::: Data listing :::
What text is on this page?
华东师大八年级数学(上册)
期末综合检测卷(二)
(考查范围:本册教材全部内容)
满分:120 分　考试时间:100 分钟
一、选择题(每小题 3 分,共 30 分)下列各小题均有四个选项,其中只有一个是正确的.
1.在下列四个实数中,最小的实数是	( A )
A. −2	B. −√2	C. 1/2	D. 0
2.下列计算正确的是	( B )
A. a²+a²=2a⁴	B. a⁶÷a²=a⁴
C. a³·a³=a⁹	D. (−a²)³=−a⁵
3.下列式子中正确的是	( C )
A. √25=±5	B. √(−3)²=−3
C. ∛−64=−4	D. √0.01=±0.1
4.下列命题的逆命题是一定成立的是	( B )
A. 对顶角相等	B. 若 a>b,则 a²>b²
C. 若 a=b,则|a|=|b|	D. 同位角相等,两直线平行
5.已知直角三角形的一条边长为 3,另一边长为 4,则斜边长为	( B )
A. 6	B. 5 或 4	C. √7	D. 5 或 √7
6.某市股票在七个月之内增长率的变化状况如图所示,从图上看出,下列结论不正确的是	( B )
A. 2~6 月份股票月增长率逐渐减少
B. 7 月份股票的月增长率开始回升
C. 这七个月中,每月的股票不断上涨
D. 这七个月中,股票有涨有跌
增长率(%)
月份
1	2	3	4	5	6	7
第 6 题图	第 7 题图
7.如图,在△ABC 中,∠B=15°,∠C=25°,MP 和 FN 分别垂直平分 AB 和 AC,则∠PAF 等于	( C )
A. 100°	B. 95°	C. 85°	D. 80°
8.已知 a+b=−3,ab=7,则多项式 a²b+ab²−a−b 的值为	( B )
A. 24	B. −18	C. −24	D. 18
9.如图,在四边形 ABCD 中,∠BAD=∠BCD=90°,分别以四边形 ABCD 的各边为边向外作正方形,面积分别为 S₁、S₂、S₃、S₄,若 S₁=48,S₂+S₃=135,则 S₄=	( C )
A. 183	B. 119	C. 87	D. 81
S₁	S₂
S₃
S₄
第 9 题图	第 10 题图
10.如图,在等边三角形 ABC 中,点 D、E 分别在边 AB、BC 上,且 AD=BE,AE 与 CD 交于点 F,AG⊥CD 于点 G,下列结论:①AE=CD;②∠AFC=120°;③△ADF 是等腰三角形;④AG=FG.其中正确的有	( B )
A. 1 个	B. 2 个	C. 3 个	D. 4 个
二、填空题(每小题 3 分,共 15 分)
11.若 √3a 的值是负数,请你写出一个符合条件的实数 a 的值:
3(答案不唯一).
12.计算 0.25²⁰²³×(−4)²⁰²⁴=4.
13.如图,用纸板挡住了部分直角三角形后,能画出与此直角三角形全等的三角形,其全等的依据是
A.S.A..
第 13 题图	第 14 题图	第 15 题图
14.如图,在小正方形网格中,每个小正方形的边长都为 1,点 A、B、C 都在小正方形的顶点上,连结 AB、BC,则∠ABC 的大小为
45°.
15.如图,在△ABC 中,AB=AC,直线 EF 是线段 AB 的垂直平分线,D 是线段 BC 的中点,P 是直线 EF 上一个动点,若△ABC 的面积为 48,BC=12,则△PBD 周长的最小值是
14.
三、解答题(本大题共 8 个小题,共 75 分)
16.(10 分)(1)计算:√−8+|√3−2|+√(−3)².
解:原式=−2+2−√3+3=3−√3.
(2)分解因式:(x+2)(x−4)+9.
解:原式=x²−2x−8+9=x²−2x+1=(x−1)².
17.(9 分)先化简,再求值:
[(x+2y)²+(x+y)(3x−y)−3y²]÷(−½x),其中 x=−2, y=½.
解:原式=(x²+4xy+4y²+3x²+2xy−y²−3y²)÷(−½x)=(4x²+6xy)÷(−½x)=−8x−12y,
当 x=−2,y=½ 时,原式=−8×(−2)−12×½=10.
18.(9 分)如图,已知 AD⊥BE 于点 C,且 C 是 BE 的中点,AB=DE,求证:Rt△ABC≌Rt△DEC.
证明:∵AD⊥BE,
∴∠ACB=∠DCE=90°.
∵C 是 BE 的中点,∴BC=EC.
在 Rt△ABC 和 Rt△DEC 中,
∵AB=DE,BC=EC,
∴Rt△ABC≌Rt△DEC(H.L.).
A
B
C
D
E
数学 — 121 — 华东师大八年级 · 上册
:::
Given request: Could you reproduce every record above exactly as it appears?

Correct answer:
What text is on this page?
华东师大八年级数学(上册)
期末综合检测卷(二)
(考查范围:本册教材全部内容)
满分:120 分　考试时间:100 分钟
一、选择题(每小题 3 分,共 30 分)下列各小题均有四个选项,其中只有一个是正确的.
1.在下列四个实数中,最小的实数是	( A )
A. −2	B. −√2	C. 1/2	D. 0
2.下列计算正确的是	( B )
A. a²+a²=2a⁴	B. a⁶÷a²=a⁴
C. a³·a³=a⁹	D. (−a²)³=−a⁵
3.下列式子中正确的是	( C )
A. √25=±5	B. √(−3)²=−3
C. ∛−64=−4	D. √0.01=±0.1
4.下列命题的逆命题是一定成立的是	( B )
A. 对顶角相等	B. 若 a>b,则 a²>b²
C. 若 a=b,则|a|=|b|	D. 同位角相等,两直线平行
5.已知直角三角形的一条边长为 3,另一边长为 4,则斜边长为	( B )
A. 6	B. 5 或 4	C. √7	D. 5 或 √7
6.某市股票在七个月之内增长率的变化状况如图所示,从图上看出,下列结论不正确的是	( B )
A. 2~6 月份股票月增长率逐渐减少
B. 7 月份股票的月增长率开始回升
C. 这七个月中,每月的股票不断上涨
D. 这七个月中,股票有涨有跌
增长率(%)
月份
1	2	3	4	5	6	7
第 6 题图	第 7 题图
7.如图,在△ABC 中,∠B=15°,∠C=25°,MP 和 FN 分别垂直平分 AB 和 AC,则∠PAF 等于	( C )
A. 100°	B. 95°	C. 85°	D. 80°
8.已知 a+b=−3,ab=7,则多项式 a²b+ab²−a−b 的值为	( B )
A. 24	B. −18	C. −24	D. 18
9.如图,在四边形 ABCD 中,∠BAD=∠BCD=90°,分别以四边形 ABCD 的各边为边向外作正方形,面积分别为 S₁、S₂、S₃、S₄,若 S₁=48,S₂+S₃=135,则 S₄=	( C )
A. 183	B. 119	C. 87	D. 81
S₁	S₂
S₃
S₄
第 9 题图	第 10 题图
10.如图,在等边三角形 ABC 中,点 D、E 分别在边 AB、BC 上,且 AD=BE,AE 与 CD 交于点 F,AG⊥CD 于点 G,下列结论:①AE=CD;②∠AFC=120°;③△ADF 是等腰三角形;④AG=FG.其中正确的有	( B )
A. 1 个	B. 2 个	C. 3 个	D. 4 个
二、填空题(每小题 3 分,共 15 分)
11.若 √3a 的值是负数,请你写出一个符合条件的实数 a 的值:
3(答案不唯一).
12.计算 0.25²⁰²³×(−4)²⁰²⁴=4.
13.如图,用纸板挡住了部分直角三角形后,能画出与此直角三角形全等的三角形,其全等的依据是
A.S.A..
第 13 题图	第 14 题图	第 15 题图
14.如图,在小正方形网格中,每个小正方形的边长都为 1,点 A、B、C 都在小正方形的顶点上,连结 AB、BC,则∠ABC 的大小为
45°.
15.如图,在△ABC 中,AB=AC,直线 EF 是线段 AB 的垂直平分线,D 是线段 BC 的中点,P 是直线 EF 上一个动点,若△ABC 的面积为 48,BC=12,则△PBD 周长的最小值是
14.
三、解答题(本大题共 8 个小题,共 75 分)
16.(10 分)(1)计算:√−8+|√3−2|+√(−3)².
解:原式=−2+2−√3+3=3−√3.
(2)分解因式:(x+2)(x−4)+9.
解:原式=x²−2x−8+9=x²−2x+1=(x−1)².
17.(9 分)先化简,再求值:
[(x+2y)²+(x+y)(3x−y)−3y²]÷(−½x),其中 x=−2, y=½.
解:原式=(x²+4xy+4y²+3x²+2xy−y²−3y²)÷(−½x)=(4x²+6xy)÷(−½x)=−8x−12y,
当 x=−2,y=½ 时,原式=−8×(−2)−12×½=10.
18.(9 分)如图,已知 AD⊥BE 于点 C,且 C 是 BE 的中点,AB=DE,求证:Rt△ABC≌Rt△DEC.
证明:∵AD⊥BE,
∴∠ACB=∠DCE=90°.
∵C 是 BE 的中点,∴BC=EC.
在 Rt△ABC 和 Rt△DEC 中,
∵AB=DE,BC=EC,
∴Rt△ABC≌Rt△DEC(H.L.).
A
B
C
D
E
数学 — 121 — 华东师大八年级 · 上册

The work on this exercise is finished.